[BEGIN ENTRIES PROVIDED]

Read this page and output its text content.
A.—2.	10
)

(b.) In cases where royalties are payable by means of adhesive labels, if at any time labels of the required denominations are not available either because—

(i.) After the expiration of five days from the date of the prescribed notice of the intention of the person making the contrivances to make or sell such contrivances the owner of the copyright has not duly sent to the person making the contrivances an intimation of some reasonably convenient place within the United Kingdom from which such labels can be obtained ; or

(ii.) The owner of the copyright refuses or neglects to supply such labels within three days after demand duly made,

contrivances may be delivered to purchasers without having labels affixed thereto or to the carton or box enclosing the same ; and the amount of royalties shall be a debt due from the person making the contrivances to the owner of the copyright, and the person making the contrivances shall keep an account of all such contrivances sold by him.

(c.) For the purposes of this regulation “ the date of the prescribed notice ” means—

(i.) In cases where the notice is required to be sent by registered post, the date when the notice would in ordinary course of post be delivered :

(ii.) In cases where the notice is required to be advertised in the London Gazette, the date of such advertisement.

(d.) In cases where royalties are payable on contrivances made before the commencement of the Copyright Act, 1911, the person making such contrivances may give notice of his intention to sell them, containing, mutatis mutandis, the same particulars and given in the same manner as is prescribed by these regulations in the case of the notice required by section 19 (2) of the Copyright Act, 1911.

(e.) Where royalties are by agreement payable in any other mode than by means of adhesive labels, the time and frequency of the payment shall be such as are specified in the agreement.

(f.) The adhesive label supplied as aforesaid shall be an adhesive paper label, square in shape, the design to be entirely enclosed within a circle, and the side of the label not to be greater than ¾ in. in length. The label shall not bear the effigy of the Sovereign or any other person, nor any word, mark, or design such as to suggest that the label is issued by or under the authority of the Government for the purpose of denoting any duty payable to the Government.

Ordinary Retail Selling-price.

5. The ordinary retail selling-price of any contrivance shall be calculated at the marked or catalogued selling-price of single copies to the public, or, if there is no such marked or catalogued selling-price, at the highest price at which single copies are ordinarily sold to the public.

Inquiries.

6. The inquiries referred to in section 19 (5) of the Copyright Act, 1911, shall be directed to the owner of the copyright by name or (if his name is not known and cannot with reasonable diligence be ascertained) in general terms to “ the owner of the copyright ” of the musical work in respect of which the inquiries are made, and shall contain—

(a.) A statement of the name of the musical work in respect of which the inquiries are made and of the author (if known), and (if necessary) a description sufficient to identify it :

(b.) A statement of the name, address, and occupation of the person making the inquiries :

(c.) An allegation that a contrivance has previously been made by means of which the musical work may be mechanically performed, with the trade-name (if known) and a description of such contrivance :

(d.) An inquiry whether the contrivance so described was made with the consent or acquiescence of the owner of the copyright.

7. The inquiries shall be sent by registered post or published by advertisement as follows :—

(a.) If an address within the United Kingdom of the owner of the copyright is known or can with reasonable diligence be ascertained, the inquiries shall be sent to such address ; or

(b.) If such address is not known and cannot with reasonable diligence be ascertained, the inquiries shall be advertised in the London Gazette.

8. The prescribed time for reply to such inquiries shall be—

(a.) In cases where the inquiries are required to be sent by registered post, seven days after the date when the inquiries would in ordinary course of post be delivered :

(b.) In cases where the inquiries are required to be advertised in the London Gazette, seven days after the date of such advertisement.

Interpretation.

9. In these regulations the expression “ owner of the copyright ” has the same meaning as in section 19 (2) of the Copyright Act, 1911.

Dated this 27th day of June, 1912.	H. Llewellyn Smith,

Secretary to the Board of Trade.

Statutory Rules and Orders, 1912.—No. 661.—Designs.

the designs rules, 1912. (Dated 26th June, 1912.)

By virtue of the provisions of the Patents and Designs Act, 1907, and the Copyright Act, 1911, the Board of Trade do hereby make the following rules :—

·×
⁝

[END ENTRIES PROVIDED]

- _EXERCISE BRIEF_
List each line of the entries that holds the string "Dated".

- _OUTPUT OF THE EXERCISE_
Dated this 27th day of June, 1912.	H. Llewellyn Smith,
the designs rules, 1912. (Dated 26th June, 1912.)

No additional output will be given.